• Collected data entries
^^^^

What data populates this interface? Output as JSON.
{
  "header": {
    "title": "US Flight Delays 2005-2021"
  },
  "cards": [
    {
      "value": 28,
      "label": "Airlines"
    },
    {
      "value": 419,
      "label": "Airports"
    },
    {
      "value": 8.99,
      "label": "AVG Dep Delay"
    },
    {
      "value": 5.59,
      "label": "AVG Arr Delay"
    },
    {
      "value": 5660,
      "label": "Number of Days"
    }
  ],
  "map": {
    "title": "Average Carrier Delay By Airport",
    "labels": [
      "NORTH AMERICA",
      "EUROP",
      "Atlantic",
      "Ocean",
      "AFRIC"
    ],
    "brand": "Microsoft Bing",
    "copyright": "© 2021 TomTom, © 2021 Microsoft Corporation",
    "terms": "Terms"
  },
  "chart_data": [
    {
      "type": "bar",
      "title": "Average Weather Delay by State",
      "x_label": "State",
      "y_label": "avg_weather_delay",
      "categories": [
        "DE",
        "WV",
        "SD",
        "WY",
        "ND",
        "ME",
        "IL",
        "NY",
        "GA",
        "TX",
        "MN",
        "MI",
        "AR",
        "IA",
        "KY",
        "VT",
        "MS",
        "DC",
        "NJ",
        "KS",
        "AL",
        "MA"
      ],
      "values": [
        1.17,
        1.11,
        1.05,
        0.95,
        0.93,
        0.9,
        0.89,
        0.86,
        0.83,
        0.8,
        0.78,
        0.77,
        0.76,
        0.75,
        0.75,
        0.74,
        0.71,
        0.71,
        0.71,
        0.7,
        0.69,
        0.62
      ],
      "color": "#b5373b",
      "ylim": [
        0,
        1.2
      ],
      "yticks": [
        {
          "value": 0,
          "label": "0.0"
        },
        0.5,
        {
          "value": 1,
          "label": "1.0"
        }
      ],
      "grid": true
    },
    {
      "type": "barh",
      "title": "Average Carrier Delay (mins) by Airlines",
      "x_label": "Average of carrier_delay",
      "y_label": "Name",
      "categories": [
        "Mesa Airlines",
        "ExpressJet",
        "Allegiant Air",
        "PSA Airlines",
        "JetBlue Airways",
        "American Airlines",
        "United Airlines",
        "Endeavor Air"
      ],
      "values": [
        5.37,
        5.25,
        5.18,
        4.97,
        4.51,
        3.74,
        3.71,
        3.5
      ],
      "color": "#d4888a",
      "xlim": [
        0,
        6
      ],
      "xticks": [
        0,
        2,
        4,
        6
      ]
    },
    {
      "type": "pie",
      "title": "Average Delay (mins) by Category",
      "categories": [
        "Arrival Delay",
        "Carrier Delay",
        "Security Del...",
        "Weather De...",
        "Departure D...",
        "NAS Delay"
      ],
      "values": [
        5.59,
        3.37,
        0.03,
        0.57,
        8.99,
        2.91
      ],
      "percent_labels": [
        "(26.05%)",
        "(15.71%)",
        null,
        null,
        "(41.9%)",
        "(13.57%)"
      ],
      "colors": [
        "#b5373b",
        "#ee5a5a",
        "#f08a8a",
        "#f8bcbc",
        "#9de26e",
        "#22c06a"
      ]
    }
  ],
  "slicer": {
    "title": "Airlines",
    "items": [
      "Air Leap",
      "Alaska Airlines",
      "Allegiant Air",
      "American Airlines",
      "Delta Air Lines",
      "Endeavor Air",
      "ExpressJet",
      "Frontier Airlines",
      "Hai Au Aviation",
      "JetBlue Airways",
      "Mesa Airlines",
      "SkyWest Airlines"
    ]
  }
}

^^^^

Collect the complete line wherever the string "Average" appears in the records.

• Answer to the exercise
    "title": "Average Carrier Delay By Airport",
      "title": "Average Weather Delay by State",
      "title": "Average Carrier Delay (mins) by Airlines",
      "x_label": "Average of carrier_delay",
      "title": "Average Delay (mins) by Category",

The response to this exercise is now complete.